══ Materials provided

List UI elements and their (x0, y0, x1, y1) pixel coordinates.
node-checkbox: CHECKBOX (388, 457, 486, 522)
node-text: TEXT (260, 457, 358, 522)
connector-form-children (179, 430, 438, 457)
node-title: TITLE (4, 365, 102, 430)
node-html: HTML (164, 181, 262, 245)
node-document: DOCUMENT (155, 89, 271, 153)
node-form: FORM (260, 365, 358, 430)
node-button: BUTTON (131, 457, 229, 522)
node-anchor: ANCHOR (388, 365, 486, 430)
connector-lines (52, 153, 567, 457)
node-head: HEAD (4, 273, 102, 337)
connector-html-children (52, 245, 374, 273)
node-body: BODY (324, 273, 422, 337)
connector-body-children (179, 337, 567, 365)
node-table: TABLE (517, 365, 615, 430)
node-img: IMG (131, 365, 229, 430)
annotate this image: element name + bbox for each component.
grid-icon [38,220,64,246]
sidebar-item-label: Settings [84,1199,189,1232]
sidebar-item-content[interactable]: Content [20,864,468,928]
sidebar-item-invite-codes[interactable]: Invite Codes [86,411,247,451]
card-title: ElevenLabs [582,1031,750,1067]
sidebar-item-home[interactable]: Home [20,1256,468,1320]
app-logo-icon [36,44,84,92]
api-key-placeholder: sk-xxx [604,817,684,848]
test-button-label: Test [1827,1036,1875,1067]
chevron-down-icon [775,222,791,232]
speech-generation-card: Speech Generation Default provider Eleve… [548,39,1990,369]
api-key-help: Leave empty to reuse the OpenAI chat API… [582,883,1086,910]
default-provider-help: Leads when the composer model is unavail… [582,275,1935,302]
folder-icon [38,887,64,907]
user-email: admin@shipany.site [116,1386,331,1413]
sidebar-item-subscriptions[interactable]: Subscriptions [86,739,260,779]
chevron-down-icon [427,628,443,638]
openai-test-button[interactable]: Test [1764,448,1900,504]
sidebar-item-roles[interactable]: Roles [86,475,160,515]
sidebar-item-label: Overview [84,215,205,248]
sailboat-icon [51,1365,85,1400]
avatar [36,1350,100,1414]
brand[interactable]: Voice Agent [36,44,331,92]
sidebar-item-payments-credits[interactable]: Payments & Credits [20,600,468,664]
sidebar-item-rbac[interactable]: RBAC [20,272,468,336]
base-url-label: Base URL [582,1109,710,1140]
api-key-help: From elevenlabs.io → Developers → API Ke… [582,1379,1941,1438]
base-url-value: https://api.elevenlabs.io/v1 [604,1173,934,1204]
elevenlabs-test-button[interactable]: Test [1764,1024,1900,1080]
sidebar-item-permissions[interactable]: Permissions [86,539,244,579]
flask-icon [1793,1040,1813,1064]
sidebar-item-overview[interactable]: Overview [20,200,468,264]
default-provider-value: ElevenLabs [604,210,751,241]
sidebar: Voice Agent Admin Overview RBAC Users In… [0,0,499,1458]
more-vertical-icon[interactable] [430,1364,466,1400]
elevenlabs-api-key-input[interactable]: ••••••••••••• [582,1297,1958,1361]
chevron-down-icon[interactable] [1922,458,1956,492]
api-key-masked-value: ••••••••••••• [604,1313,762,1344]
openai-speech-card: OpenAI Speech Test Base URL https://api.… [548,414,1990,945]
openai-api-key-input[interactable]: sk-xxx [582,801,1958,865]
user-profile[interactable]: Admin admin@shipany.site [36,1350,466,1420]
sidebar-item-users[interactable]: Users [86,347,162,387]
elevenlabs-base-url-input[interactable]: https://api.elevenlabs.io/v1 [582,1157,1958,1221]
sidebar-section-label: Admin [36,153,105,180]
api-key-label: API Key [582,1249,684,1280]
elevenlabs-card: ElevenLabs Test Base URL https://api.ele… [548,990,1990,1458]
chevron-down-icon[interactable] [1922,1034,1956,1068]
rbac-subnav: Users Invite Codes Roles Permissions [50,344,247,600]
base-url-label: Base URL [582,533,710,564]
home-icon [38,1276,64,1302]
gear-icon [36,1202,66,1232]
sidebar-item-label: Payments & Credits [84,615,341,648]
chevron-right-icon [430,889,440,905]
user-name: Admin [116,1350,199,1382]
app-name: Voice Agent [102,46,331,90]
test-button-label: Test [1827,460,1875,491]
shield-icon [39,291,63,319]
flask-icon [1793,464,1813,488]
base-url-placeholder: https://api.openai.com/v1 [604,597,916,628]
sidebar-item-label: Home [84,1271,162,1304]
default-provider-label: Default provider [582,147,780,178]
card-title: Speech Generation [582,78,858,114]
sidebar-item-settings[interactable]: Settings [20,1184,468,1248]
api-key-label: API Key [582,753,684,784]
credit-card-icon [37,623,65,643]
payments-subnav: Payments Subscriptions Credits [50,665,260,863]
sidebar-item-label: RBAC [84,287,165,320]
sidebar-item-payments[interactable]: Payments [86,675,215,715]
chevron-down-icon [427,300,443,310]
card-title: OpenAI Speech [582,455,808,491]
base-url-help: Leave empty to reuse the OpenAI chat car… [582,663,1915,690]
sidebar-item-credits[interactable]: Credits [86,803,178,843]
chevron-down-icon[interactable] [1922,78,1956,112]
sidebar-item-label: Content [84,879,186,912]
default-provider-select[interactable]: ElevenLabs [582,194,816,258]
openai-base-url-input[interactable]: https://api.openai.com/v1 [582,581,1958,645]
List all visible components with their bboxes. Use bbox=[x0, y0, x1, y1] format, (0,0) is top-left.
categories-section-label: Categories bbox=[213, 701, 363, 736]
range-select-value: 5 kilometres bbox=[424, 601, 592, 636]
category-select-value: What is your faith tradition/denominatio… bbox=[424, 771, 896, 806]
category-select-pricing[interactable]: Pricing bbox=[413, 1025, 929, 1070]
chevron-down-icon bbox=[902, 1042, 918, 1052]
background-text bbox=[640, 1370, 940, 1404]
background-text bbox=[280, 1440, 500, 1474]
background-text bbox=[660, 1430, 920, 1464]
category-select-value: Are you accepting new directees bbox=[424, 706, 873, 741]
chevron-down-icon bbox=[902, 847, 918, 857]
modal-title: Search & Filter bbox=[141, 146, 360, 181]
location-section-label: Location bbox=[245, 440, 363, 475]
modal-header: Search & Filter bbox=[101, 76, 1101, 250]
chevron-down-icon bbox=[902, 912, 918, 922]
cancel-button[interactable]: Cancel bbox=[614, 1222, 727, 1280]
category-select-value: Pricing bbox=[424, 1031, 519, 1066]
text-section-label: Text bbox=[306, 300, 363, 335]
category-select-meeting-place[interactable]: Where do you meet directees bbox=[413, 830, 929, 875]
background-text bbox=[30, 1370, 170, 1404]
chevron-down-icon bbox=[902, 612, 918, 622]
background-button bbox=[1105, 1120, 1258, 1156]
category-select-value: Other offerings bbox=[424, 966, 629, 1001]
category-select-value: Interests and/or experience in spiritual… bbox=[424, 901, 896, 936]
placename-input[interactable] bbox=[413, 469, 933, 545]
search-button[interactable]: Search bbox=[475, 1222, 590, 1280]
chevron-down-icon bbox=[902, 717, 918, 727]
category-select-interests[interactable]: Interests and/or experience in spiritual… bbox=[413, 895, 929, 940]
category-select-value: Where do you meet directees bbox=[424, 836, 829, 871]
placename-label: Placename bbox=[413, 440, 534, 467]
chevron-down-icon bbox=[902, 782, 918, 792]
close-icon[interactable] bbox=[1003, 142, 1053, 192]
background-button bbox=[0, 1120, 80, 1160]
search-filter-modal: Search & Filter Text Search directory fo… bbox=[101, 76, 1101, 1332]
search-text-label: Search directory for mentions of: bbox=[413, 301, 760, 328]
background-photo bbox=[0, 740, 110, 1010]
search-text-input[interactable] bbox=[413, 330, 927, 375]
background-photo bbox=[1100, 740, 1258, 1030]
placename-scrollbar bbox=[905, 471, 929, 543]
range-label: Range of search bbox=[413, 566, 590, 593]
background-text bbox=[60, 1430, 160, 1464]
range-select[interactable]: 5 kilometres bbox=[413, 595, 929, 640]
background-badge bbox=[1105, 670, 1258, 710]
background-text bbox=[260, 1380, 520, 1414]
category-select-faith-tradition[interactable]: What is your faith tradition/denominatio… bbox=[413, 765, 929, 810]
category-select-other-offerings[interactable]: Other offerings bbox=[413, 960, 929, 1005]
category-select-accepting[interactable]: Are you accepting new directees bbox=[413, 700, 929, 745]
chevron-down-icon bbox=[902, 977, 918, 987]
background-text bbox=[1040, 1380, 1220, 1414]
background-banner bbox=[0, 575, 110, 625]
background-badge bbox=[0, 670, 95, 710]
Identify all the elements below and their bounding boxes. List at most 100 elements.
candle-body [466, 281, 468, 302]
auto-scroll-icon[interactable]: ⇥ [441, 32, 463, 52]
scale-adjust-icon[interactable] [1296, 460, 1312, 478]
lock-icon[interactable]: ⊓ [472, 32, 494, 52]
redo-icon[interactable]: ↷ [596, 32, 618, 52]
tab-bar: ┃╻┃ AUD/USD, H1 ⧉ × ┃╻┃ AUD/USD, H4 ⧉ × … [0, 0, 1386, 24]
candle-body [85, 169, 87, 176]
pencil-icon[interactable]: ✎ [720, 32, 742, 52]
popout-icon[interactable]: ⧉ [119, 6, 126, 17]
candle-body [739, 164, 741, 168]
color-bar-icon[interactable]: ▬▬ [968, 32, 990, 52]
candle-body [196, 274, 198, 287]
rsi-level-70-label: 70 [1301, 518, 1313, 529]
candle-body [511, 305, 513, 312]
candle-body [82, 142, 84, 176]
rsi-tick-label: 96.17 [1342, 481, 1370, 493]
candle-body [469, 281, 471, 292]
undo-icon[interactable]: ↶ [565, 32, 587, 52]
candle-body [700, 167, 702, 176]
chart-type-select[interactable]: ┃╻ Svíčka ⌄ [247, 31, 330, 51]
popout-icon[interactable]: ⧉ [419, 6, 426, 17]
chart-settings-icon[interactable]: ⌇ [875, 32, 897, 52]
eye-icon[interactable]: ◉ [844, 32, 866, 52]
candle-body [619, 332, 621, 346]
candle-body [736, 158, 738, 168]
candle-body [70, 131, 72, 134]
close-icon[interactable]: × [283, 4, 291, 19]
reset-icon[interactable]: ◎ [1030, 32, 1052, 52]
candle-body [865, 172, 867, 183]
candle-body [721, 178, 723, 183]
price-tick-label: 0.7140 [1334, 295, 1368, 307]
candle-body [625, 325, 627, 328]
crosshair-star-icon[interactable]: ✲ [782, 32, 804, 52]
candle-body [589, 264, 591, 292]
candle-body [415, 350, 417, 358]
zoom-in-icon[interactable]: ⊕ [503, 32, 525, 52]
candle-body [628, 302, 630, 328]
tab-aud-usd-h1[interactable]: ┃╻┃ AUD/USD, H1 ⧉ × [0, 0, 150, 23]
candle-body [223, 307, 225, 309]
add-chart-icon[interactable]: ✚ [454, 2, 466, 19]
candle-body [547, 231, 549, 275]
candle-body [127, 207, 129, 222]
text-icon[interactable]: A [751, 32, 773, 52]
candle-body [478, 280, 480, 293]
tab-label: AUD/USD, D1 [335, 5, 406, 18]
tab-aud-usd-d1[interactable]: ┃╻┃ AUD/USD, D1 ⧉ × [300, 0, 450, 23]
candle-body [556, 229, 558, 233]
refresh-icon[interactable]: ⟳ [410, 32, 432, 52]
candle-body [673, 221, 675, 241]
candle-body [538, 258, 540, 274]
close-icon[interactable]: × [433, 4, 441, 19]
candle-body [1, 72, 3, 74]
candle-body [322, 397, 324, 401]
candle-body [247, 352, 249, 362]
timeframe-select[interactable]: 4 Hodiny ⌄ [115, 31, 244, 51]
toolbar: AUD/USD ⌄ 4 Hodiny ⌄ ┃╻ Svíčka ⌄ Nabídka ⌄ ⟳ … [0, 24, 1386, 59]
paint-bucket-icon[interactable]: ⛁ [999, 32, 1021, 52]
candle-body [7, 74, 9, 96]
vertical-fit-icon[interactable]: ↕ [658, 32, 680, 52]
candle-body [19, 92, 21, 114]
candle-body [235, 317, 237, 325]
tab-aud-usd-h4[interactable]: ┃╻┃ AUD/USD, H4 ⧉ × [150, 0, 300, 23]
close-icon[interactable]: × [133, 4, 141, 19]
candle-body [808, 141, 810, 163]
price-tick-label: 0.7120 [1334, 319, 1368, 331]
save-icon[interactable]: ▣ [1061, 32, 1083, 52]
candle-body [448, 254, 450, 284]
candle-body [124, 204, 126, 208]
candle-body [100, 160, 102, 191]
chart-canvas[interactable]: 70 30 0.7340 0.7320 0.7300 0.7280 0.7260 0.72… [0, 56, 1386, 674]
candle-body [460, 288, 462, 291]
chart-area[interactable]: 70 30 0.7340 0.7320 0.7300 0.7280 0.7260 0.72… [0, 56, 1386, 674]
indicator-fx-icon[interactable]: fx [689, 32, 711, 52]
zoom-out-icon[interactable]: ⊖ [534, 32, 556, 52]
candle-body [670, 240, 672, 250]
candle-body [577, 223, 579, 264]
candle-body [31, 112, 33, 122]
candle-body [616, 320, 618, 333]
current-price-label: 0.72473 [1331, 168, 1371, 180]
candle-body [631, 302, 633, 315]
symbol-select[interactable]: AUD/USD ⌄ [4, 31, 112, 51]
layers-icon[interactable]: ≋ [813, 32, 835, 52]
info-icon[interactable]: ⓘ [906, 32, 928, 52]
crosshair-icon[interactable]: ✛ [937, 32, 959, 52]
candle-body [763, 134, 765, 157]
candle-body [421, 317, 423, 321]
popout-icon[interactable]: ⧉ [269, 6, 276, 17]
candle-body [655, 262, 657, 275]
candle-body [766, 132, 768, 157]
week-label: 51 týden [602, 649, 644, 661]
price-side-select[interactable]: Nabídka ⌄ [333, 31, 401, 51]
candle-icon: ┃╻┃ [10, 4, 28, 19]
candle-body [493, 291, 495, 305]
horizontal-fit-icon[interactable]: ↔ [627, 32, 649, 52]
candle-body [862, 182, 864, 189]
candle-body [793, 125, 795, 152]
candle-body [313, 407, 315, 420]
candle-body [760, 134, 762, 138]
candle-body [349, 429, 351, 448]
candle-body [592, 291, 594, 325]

════

Lay out the material as a Markdown table with the columns "Row" and "Line", starting at its first line and ending at the line that contains "node-img: IMG (131, 365, 229, 430)". Number each row and omit any blank lines.

| Row | Line |
|---|---|
| 1 | List UI elements and their (x0, y0, x1, y1) pixel coordinates. |
| 2 | node-checkbox: CHECKBOX (388, 457, 486, 522) |
| 3 | node-text: TEXT (260, 457, 358, 522) |
| 4 | connector-form-children (179, 430, 438, 457) |
| 5 | node-title: TITLE (4, 365, 102, 430) |
| 6 | node-html: HTML (164, 181, 262, 245) |
| 7 | node-document: DOCUMENT (155, 89, 271, 153) |
| 8 | node-form: FORM (260, 365, 358, 430) |
| 9 | node-button: BUTTON (131, 457, 229, 522) |
| 10 | node-anchor: ANCHOR (388, 365, 486, 430) |
| 11 | connector-lines (52, 153, 567, 457) |
| 12 | node-head: HEAD (4, 273, 102, 337) |
| 13 | connector-html-children (52, 245, 374, 273) |
| 14 | node-body: BODY (324, 273, 422, 337) |
| 15 | connector-body-children (179, 337, 567, 365) |
| 16 | node-table: TABLE (517, 365, 615, 430) |
| 17 | node-img: IMG (131, 365, 229, 430) |